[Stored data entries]

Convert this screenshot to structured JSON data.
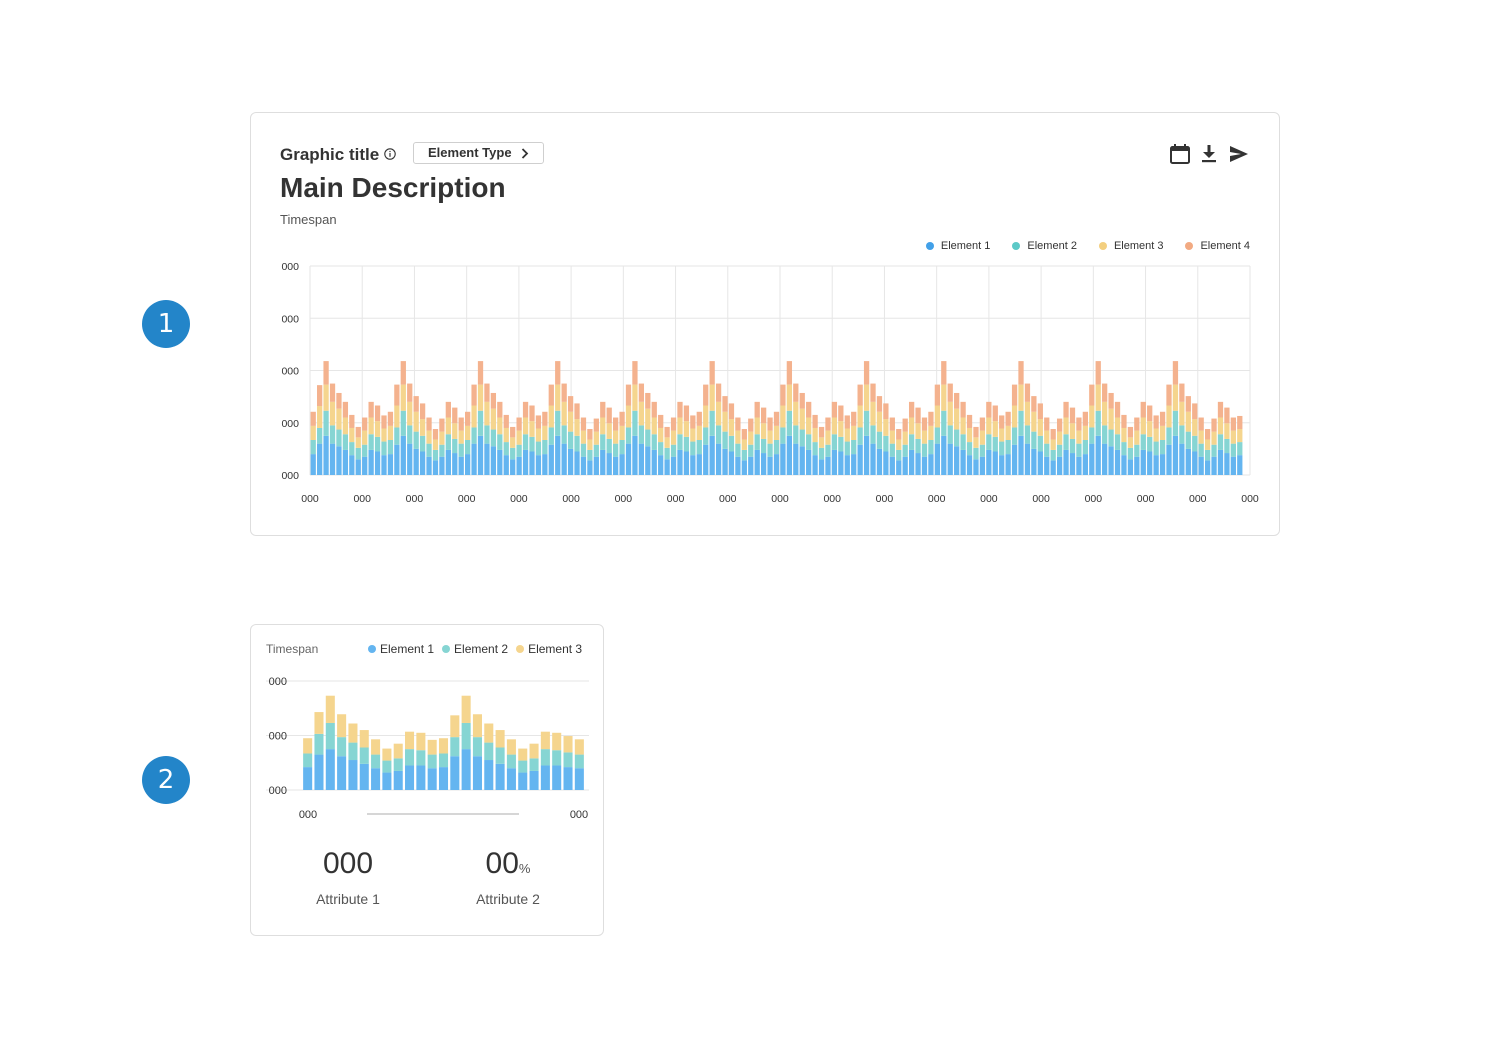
{
  "markers": [
    "1",
    "2"
  ],
  "card1": {
    "graphic_title": "Graphic title",
    "element_type_label": "Element Type",
    "main_description": "Main Description",
    "timespan": "Timespan",
    "toolbar": [
      "calendar-icon",
      "download-icon",
      "send-icon"
    ]
  },
  "card2": {
    "timespan": "Timespan",
    "kpis": [
      {
        "value": "000",
        "unit": "",
        "label": "Attribute 1"
      },
      {
        "value": "00",
        "unit": "%",
        "label": "Attribute 2"
      }
    ]
  },
  "colors": {
    "element1": "#64b5f0",
    "element2": "#86d5d3",
    "element3": "#f5d58e",
    "element4": "#f4b28e",
    "marker": "#2385c9"
  },
  "chart_data": [
    {
      "type": "bar",
      "stacked": true,
      "legend_position": "top-right",
      "grid": true,
      "y_tick_labels": [
        "000",
        "000",
        "000",
        "000",
        "000"
      ],
      "x_tick_labels": [
        "000",
        "000",
        "000",
        "000",
        "000",
        "000",
        "000",
        "000",
        "000",
        "000",
        "000",
        "000",
        "000",
        "000",
        "000",
        "000",
        "000",
        "000",
        "000"
      ],
      "ylim": [
        0,
        4
      ],
      "series": [
        {
          "name": "Element 1",
          "values": [
            0.4,
            0.6,
            0.75,
            0.6,
            0.55,
            0.48,
            0.38,
            0.3,
            0.35,
            0.48,
            0.45,
            0.38,
            0.4,
            0.58,
            0.75,
            0.6,
            0.5,
            0.45,
            0.35,
            0.28,
            0.35,
            0.48,
            0.42,
            0.35,
            0.4,
            0.6,
            0.75,
            0.6,
            0.55,
            0.48,
            0.38,
            0.3,
            0.35,
            0.48,
            0.45,
            0.38,
            0.4,
            0.58,
            0.75,
            0.6,
            0.5,
            0.45,
            0.35,
            0.28,
            0.35,
            0.48,
            0.42,
            0.35,
            0.4,
            0.6,
            0.75,
            0.6,
            0.55,
            0.48,
            0.38,
            0.3,
            0.35,
            0.48,
            0.45,
            0.38,
            0.4,
            0.58,
            0.75,
            0.6,
            0.5,
            0.45,
            0.35,
            0.28,
            0.35,
            0.48,
            0.42,
            0.35,
            0.4,
            0.6,
            0.75,
            0.6,
            0.55,
            0.48,
            0.38,
            0.3,
            0.35,
            0.48,
            0.45,
            0.38,
            0.4,
            0.58,
            0.75,
            0.6,
            0.5,
            0.45,
            0.35,
            0.28,
            0.35,
            0.48,
            0.42,
            0.35,
            0.4,
            0.6,
            0.75,
            0.6,
            0.55,
            0.48,
            0.38,
            0.3,
            0.35,
            0.48,
            0.45,
            0.38,
            0.4,
            0.58,
            0.75,
            0.6,
            0.5,
            0.45,
            0.35,
            0.28,
            0.35,
            0.48,
            0.42,
            0.35,
            0.4,
            0.6,
            0.75,
            0.6,
            0.55,
            0.48,
            0.38,
            0.3,
            0.35,
            0.48,
            0.45,
            0.38,
            0.4,
            0.58,
            0.75,
            0.6,
            0.5,
            0.45,
            0.35,
            0.28,
            0.35,
            0.48,
            0.42,
            0.35,
            0.38
          ]
        },
        {
          "name": "Element 2",
          "values": [
            0.27,
            0.3,
            0.48,
            0.35,
            0.32,
            0.3,
            0.25,
            0.22,
            0.23,
            0.3,
            0.28,
            0.26,
            0.27,
            0.33,
            0.48,
            0.35,
            0.33,
            0.3,
            0.25,
            0.2,
            0.23,
            0.3,
            0.27,
            0.25,
            0.27,
            0.31,
            0.48,
            0.35,
            0.32,
            0.3,
            0.25,
            0.22,
            0.23,
            0.3,
            0.28,
            0.26,
            0.27,
            0.33,
            0.48,
            0.35,
            0.33,
            0.3,
            0.25,
            0.2,
            0.23,
            0.3,
            0.27,
            0.25,
            0.27,
            0.31,
            0.48,
            0.35,
            0.32,
            0.3,
            0.25,
            0.22,
            0.23,
            0.3,
            0.28,
            0.26,
            0.27,
            0.33,
            0.48,
            0.35,
            0.33,
            0.3,
            0.25,
            0.2,
            0.23,
            0.3,
            0.27,
            0.25,
            0.27,
            0.31,
            0.48,
            0.35,
            0.32,
            0.3,
            0.25,
            0.22,
            0.23,
            0.3,
            0.28,
            0.26,
            0.27,
            0.33,
            0.48,
            0.35,
            0.33,
            0.3,
            0.25,
            0.2,
            0.23,
            0.3,
            0.27,
            0.25,
            0.27,
            0.31,
            0.48,
            0.35,
            0.32,
            0.3,
            0.25,
            0.22,
            0.23,
            0.3,
            0.28,
            0.26,
            0.27,
            0.33,
            0.48,
            0.35,
            0.33,
            0.3,
            0.25,
            0.2,
            0.23,
            0.3,
            0.27,
            0.25,
            0.27,
            0.31,
            0.48,
            0.35,
            0.32,
            0.3,
            0.25,
            0.22,
            0.23,
            0.3,
            0.28,
            0.26,
            0.27,
            0.33,
            0.48,
            0.35,
            0.33,
            0.3,
            0.25,
            0.2,
            0.23,
            0.3,
            0.27,
            0.25,
            0.25
          ]
        },
        {
          "name": "Element 3",
          "values": [
            0.27,
            0.42,
            0.5,
            0.45,
            0.4,
            0.32,
            0.27,
            0.2,
            0.27,
            0.32,
            0.3,
            0.25,
            0.27,
            0.42,
            0.5,
            0.45,
            0.38,
            0.32,
            0.25,
            0.2,
            0.25,
            0.32,
            0.3,
            0.25,
            0.27,
            0.42,
            0.5,
            0.45,
            0.4,
            0.32,
            0.27,
            0.2,
            0.27,
            0.32,
            0.3,
            0.25,
            0.27,
            0.42,
            0.5,
            0.45,
            0.38,
            0.32,
            0.25,
            0.2,
            0.25,
            0.32,
            0.3,
            0.25,
            0.27,
            0.42,
            0.5,
            0.45,
            0.4,
            0.32,
            0.27,
            0.2,
            0.27,
            0.32,
            0.3,
            0.25,
            0.27,
            0.42,
            0.5,
            0.45,
            0.38,
            0.32,
            0.25,
            0.2,
            0.25,
            0.32,
            0.3,
            0.25,
            0.27,
            0.42,
            0.5,
            0.45,
            0.4,
            0.32,
            0.27,
            0.2,
            0.27,
            0.32,
            0.3,
            0.25,
            0.27,
            0.42,
            0.5,
            0.45,
            0.38,
            0.32,
            0.25,
            0.2,
            0.25,
            0.32,
            0.3,
            0.25,
            0.27,
            0.42,
            0.5,
            0.45,
            0.4,
            0.32,
            0.27,
            0.2,
            0.27,
            0.32,
            0.3,
            0.25,
            0.27,
            0.42,
            0.5,
            0.45,
            0.38,
            0.32,
            0.25,
            0.2,
            0.25,
            0.32,
            0.3,
            0.25,
            0.27,
            0.42,
            0.5,
            0.45,
            0.4,
            0.32,
            0.27,
            0.2,
            0.27,
            0.32,
            0.3,
            0.25,
            0.27,
            0.42,
            0.5,
            0.45,
            0.38,
            0.32,
            0.25,
            0.2,
            0.25,
            0.32,
            0.3,
            0.25,
            0.25
          ]
        },
        {
          "name": "Element 4",
          "values": [
            0.27,
            0.4,
            0.45,
            0.35,
            0.3,
            0.3,
            0.25,
            0.2,
            0.25,
            0.3,
            0.3,
            0.25,
            0.27,
            0.4,
            0.45,
            0.35,
            0.3,
            0.3,
            0.25,
            0.2,
            0.25,
            0.3,
            0.3,
            0.25,
            0.27,
            0.4,
            0.45,
            0.35,
            0.3,
            0.3,
            0.25,
            0.2,
            0.25,
            0.3,
            0.3,
            0.25,
            0.27,
            0.4,
            0.45,
            0.35,
            0.3,
            0.3,
            0.25,
            0.2,
            0.25,
            0.3,
            0.3,
            0.25,
            0.27,
            0.4,
            0.45,
            0.35,
            0.3,
            0.3,
            0.25,
            0.2,
            0.25,
            0.3,
            0.3,
            0.25,
            0.27,
            0.4,
            0.45,
            0.35,
            0.3,
            0.3,
            0.25,
            0.2,
            0.25,
            0.3,
            0.3,
            0.25,
            0.27,
            0.4,
            0.45,
            0.35,
            0.3,
            0.3,
            0.25,
            0.2,
            0.25,
            0.3,
            0.3,
            0.25,
            0.27,
            0.4,
            0.45,
            0.35,
            0.3,
            0.3,
            0.25,
            0.2,
            0.25,
            0.3,
            0.3,
            0.25,
            0.27,
            0.4,
            0.45,
            0.35,
            0.3,
            0.3,
            0.25,
            0.2,
            0.25,
            0.3,
            0.3,
            0.25,
            0.27,
            0.4,
            0.45,
            0.35,
            0.3,
            0.3,
            0.25,
            0.2,
            0.25,
            0.3,
            0.3,
            0.25,
            0.27,
            0.4,
            0.45,
            0.35,
            0.3,
            0.3,
            0.25,
            0.2,
            0.25,
            0.3,
            0.3,
            0.25,
            0.27,
            0.4,
            0.45,
            0.35,
            0.3,
            0.3,
            0.25,
            0.2,
            0.25,
            0.3,
            0.3,
            0.25,
            0.25
          ]
        }
      ]
    },
    {
      "type": "bar",
      "stacked": true,
      "legend_position": "top-right",
      "grid": true,
      "y_tick_labels": [
        "000",
        "000",
        "000"
      ],
      "x_tick_labels": [
        "000",
        "000"
      ],
      "ylim": [
        0,
        2
      ],
      "series": [
        {
          "name": "Element 1",
          "values": [
            0.42,
            0.65,
            0.75,
            0.62,
            0.55,
            0.48,
            0.4,
            0.32,
            0.35,
            0.45,
            0.45,
            0.4,
            0.42,
            0.62,
            0.75,
            0.62,
            0.55,
            0.48,
            0.4,
            0.32,
            0.35,
            0.45,
            0.45,
            0.42,
            0.4
          ]
        },
        {
          "name": "Element 2",
          "values": [
            0.25,
            0.38,
            0.48,
            0.35,
            0.32,
            0.3,
            0.25,
            0.22,
            0.23,
            0.3,
            0.28,
            0.25,
            0.25,
            0.35,
            0.48,
            0.35,
            0.32,
            0.3,
            0.25,
            0.22,
            0.23,
            0.3,
            0.28,
            0.27,
            0.25
          ]
        },
        {
          "name": "Element 3",
          "values": [
            0.28,
            0.4,
            0.5,
            0.42,
            0.35,
            0.32,
            0.28,
            0.22,
            0.27,
            0.32,
            0.32,
            0.27,
            0.28,
            0.4,
            0.5,
            0.42,
            0.35,
            0.32,
            0.28,
            0.22,
            0.27,
            0.32,
            0.32,
            0.3,
            0.28
          ]
        }
      ]
    }
  ]
}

## Task requirements
Give the number of lines in the entries above that include the string "Attribute". No other output is expected.

## Answer to the exercise
2